> **Trecho**
________
“Ao invés de estarem promovendo a segurança, o que está sendo feito é a promoção da insegurança”

A frase sobre a atuação da PM é de Juliana Borges, uma das maiores especialistas sobre enfrentamento à violência, que indica nesta entrevista estratégias para combatê-la

FONTEkatiamello@geledes.org.br
Foto arquivo Geledés

Geledés– O arremessamento de um homem por policiais em uma ponte e um outro policial executando um jovem negro na saída de um mercado escancaram a escalada de violência por parte da Polícia Militar do Estado de São Paulo desde a posse do governador paulista Tarcísio de Freitas, em 2023, e refutam a ideia de casos isolados. Como entender essa escalada que impacta, sobretudo, a população negra?

É isso mesmo. Esses casos não são casos isolados e fazem parte de um processo que vem acontecendo na Polícia Militar de São Paulo, justamente desde a posse do agora governador Tarcísio de Freitas. Quando ele indicou o Secretário de Segurança (Guilherme Muraro) Derrite, houve uma mudança no coronelato da PM de São Paulo. Havia uma série de procedimentos que estavam sendo feitos, muito também pela incidência da sociedade civil, das organizações da sociedade civil junto às Forças de Segurança do Estado de São Paulo, de que houvesse procedimentos para o avanço de carreira de internos na corporação. Em geral, havia um coronelato, coronéis que faziam parte da estrutura dirigente, que haviam passado por diversos espaços dentro da corporação, por diversas tarefas que tinham sido cumpridas, com a formação desses policiais e uma série de outros procedimentos. Essa mudança que houve nessa estrutura dirigente da polícia trouxe perfis mais jovens, com menos carga de experiência em relação a esse antigo coronelato. Muitos são advindos de uma mesma força interna da corporação, e muitos são mais ligados ao atual Secretário de Segurança. Isso dá um recado para a base da corporação, ainda que não seja uma política explícita, de ampliação da violência. É um recado para a base da corporação, de atuação nas ruas, e que exerce essa atividade policial mais cotidiana e mais próxima das comunidades. Então, a partir de um discurso de endurecimento, de enfrentamento ao crime em São Paulo, tem-se a justificativa para essa intensificação da violência, para essa escalada da violência, por parte principalmente da Polícia Militar em São Paulo. 

O que a gente percebe é que não é uma questão só da PM de São Paulo, e é bom que isso seja trazido, porque a violência é uma questão endêmica no Brasil, que faz parte de nossa fundação. Ela está carregada ainda com muita intensidade na execução da atividade policial das forças de segurança, não só as policiais, mas as forças de segurança em geral no país. Então, estamos percebendo que há um endurecimento da atuação policial, justificada no enfrentamento ao crime organizado, mas com uma ação que entende que endurecer, que o exercício da violência é que trará alguma sensação de segurança para a população e o efeito é o inverso.

Tem uma população se sentindo cada vez mais insegura. Então há comentários nas comunidades, que já não tinham tanto, de pensar o horário que vai chegar em casa, de pensar nas vias que vão andar. É uma conversa que retorna às nossas comunidades, nas periferias, porque ao invés de se estar promovendo segurança, o que está sendo feito é a promoção da insegurança, em geral direcionada a uma parcela étnico-racial da população.
________
> **Registros de uma coleção de dados**
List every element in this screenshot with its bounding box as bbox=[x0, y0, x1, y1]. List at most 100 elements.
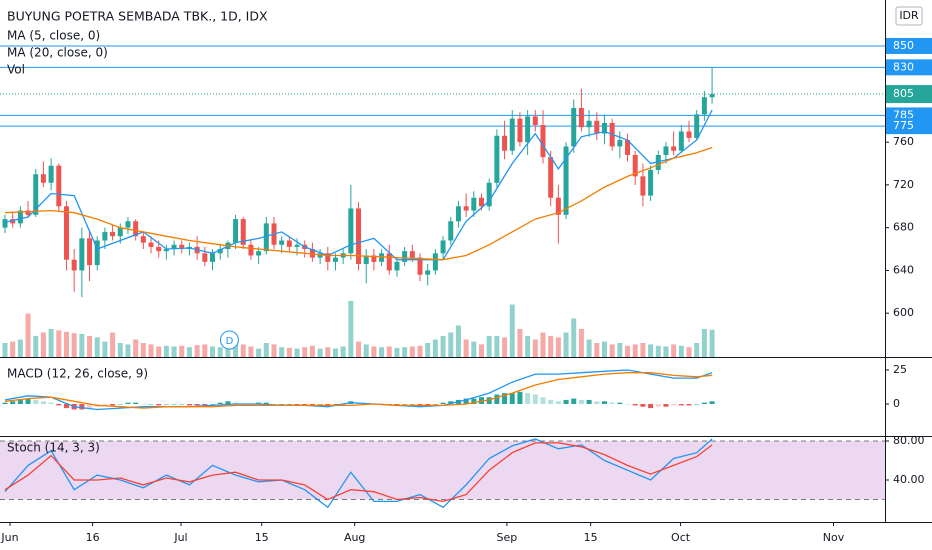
histogram-bar bbox=[163, 404, 169, 405]
volume-bar bbox=[425, 343, 431, 357]
volume-bar bbox=[102, 341, 108, 357]
volume-bar bbox=[240, 344, 246, 357]
histogram-bar bbox=[48, 402, 54, 405]
volume-bar bbox=[648, 344, 654, 357]
volume-bar bbox=[486, 336, 492, 357]
histogram-bar bbox=[202, 404, 208, 406]
histogram-bar bbox=[578, 399, 584, 405]
volume-bar bbox=[371, 346, 377, 357]
volume-bar bbox=[2, 343, 8, 357]
candle-body bbox=[379, 253, 385, 262]
candle-body bbox=[102, 231, 108, 241]
legend-ma20: MA (20, close, 0) bbox=[7, 46, 108, 60]
volume-bar bbox=[156, 346, 162, 357]
volume-bar bbox=[348, 301, 354, 357]
histogram-bar bbox=[332, 404, 338, 405]
candle-body bbox=[709, 94, 715, 98]
histogram-bar bbox=[117, 404, 123, 405]
candle-body bbox=[463, 206, 469, 211]
candle-body bbox=[586, 120, 592, 128]
histogram-bar bbox=[56, 404, 62, 406]
volume-bar bbox=[386, 346, 392, 357]
x-tick-label: Sep bbox=[496, 531, 517, 544]
y-tick-label: 600 bbox=[893, 306, 914, 319]
candle-body bbox=[294, 244, 300, 247]
volume-bar bbox=[363, 344, 369, 357]
level-badge bbox=[886, 118, 932, 135]
volume-bar bbox=[340, 346, 346, 357]
histogram-bar bbox=[110, 404, 116, 406]
histogram-bar bbox=[17, 399, 23, 405]
volume-bar bbox=[432, 339, 438, 357]
currency-badge bbox=[895, 6, 923, 26]
candle-body bbox=[25, 210, 31, 215]
histogram-bar bbox=[625, 404, 631, 405]
candle-body bbox=[40, 174, 46, 183]
candle-body bbox=[17, 210, 23, 224]
histogram-bar bbox=[79, 404, 85, 410]
candle-body bbox=[409, 251, 415, 258]
candle-body bbox=[601, 122, 607, 134]
indicator-line bbox=[4, 438, 713, 509]
histogram-bar bbox=[440, 402, 446, 405]
histogram-bar bbox=[632, 404, 638, 406]
candle-body bbox=[509, 118, 515, 151]
volume-bar bbox=[402, 347, 408, 357]
histogram-bar bbox=[294, 404, 300, 406]
histogram-bar bbox=[540, 397, 546, 405]
volume-bar bbox=[509, 304, 515, 357]
candle-body bbox=[402, 251, 408, 262]
volume-bar bbox=[148, 344, 154, 357]
candle-body bbox=[494, 135, 500, 183]
volume-bar bbox=[409, 346, 415, 357]
volume-bar bbox=[332, 348, 338, 357]
candle-body bbox=[394, 261, 400, 271]
volume-bar bbox=[94, 337, 100, 357]
volume-bar bbox=[179, 345, 185, 357]
candle-body bbox=[117, 227, 123, 237]
candle-body bbox=[309, 249, 315, 258]
volume-bar bbox=[678, 345, 684, 357]
volume-bar bbox=[609, 344, 615, 357]
histogram-bar bbox=[225, 401, 231, 405]
candle-body bbox=[663, 146, 669, 155]
candle-body bbox=[148, 242, 154, 247]
indicator-line bbox=[4, 369, 713, 411]
histogram-bar bbox=[509, 393, 515, 405]
histogram-bar bbox=[671, 404, 677, 406]
volume-bar bbox=[125, 344, 131, 357]
volume-bar bbox=[632, 344, 638, 357]
volume-bar bbox=[601, 341, 607, 357]
volume-bar bbox=[210, 346, 216, 357]
candle-body bbox=[179, 244, 185, 250]
histogram-bar bbox=[263, 402, 269, 405]
candle-body bbox=[440, 240, 446, 254]
histogram-bar bbox=[210, 404, 216, 405]
candle-body bbox=[256, 251, 262, 256]
stoch-title: Stoch (14, 3, 3) bbox=[7, 441, 100, 455]
y-tick-label: 0 bbox=[893, 397, 900, 410]
plot-layer: 600 640 680 720 760 D Jun 16 Jul 15 Aug Sep 15 Oct Nov… bbox=[0, 45, 925, 544]
candle-body bbox=[448, 221, 454, 241]
histogram-bar bbox=[502, 393, 508, 405]
histogram-bar bbox=[486, 397, 492, 405]
candle-body bbox=[502, 135, 508, 151]
volume-bar bbox=[356, 341, 362, 357]
histogram-bar bbox=[432, 404, 438, 405]
y-tick-label: 25 bbox=[893, 363, 907, 376]
volume-bar bbox=[686, 347, 692, 357]
volume-bar bbox=[56, 330, 62, 357]
candle-body bbox=[525, 116, 531, 143]
volume-bar bbox=[48, 329, 54, 357]
volume-bar bbox=[279, 347, 285, 357]
y-tick-label: 40.00 bbox=[893, 473, 925, 486]
histogram-bar bbox=[179, 404, 185, 405]
candle-body bbox=[594, 120, 600, 134]
band-fill bbox=[0, 440, 885, 500]
chart-title: BUYUNG POETRA SEMBADA TBK., 1D, IDX bbox=[7, 9, 268, 24]
candle-body bbox=[317, 253, 323, 258]
histogram-bar bbox=[532, 394, 538, 405]
volume-bar bbox=[25, 313, 31, 357]
histogram-bar bbox=[156, 404, 162, 406]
________
> **Trabalho solicitado**
• A. Quem foi indicado como Secretário de Segurança por Tarcísio de Freitas, segundo o trecho?
• B. Reproduza fielmente uma parte do trecho, começando nas palavras "A frase sobre" e parando após "a população negra?".

> **Soluções por tarefa**
• A. Guilherme Muraro Derrite.

• B.
A frase sobre a atuação da PM é de Juliana Borges, uma das maiores especialistas sobre enfrentamento à violência, que indica nesta entrevista estratégias para combatê-la

FONTEkatiamello@geledes.org.br
Foto arquivo Geledés

Geledés– O arremessamento de um homem por policiais em uma ponte e um outro policial executando um jovem negro na saída de um mercado escancaram a escalada de violência por parte da Polícia Militar do Estado de São Paulo desde a posse do governador paulista Tarcísio de Freitas, em 2023, e refutam a ideia de casos isolados. Como entender essa escalada que impacta, sobretudo, a população negra?